Return the records starting at the very beginning and ending with the line that contains "The disc 115 is at (1070, 241).", copying every line in that span without any change.

======== MATERIAL SHOWN ========

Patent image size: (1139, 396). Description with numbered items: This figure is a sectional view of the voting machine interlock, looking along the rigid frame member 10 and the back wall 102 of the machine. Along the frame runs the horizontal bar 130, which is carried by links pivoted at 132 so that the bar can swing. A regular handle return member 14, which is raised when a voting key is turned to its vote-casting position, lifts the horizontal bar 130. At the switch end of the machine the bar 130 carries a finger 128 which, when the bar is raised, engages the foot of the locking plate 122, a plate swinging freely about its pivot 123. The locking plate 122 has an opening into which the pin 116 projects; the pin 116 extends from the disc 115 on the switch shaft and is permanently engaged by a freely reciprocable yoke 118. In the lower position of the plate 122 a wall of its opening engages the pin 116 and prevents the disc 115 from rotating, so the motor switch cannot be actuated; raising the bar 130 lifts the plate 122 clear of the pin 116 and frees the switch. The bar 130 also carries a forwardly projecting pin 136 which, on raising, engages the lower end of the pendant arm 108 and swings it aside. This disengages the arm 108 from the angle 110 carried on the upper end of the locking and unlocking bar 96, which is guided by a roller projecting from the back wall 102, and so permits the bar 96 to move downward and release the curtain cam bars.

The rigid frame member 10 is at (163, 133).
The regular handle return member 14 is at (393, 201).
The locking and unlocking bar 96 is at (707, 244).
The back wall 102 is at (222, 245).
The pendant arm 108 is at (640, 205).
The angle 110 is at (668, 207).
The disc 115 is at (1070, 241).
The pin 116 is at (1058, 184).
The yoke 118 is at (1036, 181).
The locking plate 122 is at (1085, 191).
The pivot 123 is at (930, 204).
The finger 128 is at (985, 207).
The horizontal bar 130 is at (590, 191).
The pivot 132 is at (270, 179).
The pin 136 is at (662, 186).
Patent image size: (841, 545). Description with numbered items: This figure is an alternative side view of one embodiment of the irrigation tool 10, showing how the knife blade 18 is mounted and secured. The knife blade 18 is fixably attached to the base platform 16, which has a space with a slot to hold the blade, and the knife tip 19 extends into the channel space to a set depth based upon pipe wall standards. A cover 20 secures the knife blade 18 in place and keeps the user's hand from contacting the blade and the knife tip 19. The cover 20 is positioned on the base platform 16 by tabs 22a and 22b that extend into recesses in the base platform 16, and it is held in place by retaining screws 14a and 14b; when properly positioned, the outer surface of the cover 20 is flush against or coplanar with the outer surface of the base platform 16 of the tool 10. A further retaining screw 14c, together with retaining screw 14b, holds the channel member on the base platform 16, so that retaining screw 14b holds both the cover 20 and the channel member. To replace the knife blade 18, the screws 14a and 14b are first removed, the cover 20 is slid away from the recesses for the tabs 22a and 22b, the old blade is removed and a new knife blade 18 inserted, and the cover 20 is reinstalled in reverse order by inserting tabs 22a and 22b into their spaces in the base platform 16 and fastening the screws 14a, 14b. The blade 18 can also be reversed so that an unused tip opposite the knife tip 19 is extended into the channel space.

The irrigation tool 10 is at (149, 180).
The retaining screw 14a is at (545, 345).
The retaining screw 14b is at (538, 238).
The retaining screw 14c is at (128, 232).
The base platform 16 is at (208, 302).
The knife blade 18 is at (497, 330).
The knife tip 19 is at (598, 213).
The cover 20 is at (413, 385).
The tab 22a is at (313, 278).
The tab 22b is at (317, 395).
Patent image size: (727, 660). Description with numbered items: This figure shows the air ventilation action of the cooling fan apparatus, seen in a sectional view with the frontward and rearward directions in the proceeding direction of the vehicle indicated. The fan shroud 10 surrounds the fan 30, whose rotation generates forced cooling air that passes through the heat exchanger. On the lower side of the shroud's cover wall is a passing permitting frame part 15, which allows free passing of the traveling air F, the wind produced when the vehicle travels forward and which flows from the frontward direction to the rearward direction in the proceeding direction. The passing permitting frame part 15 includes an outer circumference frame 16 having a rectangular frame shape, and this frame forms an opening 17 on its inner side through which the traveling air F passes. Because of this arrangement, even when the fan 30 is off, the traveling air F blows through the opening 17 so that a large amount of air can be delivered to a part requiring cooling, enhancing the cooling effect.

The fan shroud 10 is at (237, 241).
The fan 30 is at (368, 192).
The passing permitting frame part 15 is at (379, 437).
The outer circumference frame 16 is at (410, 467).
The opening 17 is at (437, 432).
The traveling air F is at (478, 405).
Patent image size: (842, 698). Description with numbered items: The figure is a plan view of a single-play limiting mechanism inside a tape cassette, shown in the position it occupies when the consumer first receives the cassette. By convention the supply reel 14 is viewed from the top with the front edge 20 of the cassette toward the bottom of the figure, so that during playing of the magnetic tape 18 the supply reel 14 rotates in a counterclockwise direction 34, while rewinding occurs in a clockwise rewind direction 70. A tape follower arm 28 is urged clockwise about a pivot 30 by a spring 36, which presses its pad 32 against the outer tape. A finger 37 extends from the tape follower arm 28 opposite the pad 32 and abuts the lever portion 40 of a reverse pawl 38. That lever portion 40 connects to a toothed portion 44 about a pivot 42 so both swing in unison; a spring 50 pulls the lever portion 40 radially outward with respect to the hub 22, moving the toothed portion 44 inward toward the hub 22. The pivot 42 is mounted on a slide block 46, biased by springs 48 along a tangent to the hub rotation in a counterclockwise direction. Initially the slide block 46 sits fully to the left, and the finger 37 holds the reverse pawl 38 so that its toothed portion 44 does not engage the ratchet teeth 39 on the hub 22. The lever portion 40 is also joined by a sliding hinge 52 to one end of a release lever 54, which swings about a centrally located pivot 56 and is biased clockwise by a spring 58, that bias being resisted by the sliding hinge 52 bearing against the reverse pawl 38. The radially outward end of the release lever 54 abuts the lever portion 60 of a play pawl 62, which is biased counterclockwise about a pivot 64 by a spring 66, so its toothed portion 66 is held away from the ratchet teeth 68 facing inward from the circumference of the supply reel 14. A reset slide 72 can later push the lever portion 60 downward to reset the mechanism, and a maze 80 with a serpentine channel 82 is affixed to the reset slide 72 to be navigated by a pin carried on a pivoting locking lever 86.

========

TASK OUTPUT ▸
Patent image size: (1139, 396). Description with numbered items: This figure is a sectional view of the voting machine interlock, looking along the rigid frame member 10 and the back wall 102 of the machine. Along the frame runs the horizontal bar 130, which is carried by links pivoted at 132 so that the bar can swing. A regular handle return member 14, which is raised when a voting key is turned to its vote-casting position, lifts the horizontal bar 130. At the switch end of the machine the bar 130 carries a finger 128 which, when the bar is raised, engages the foot of the locking plate 122, a plate swinging freely about its pivot 123. The locking plate 122 has an opening into which the pin 116 projects; the pin 116 extends from the disc 115 on the switch shaft and is permanently engaged by a freely reciprocable yoke 118. In the lower position of the plate 122 a wall of its opening engages the pin 116 and prevents the disc 115 from rotating, so the motor switch cannot be actuated; raising the bar 130 lifts the plate 122 clear of the pin 116 and frees the switch. The bar 130 also carries a forwardly projecting pin 136 which, on raising, engages the lower end of the pendant arm 108 and swings it aside. This disengages the arm 108 from the angle 110 carried on the upper end of the locking and unlocking bar 96, which is guided by a roller projecting from the back wall 102, and so permits the bar 96 to move downward and release the curtain cam bars.

The rigid frame member 10 is at (163, 133).
The regular handle return member 14 is at (393, 201).
The locking and unlocking bar 96 is at (707, 244).
The back wall 102 is at (222, 245).
The pendant arm 108 is at (640, 205).
The angle 110 is at (668, 207).
The disc 115 is at (1070, 241).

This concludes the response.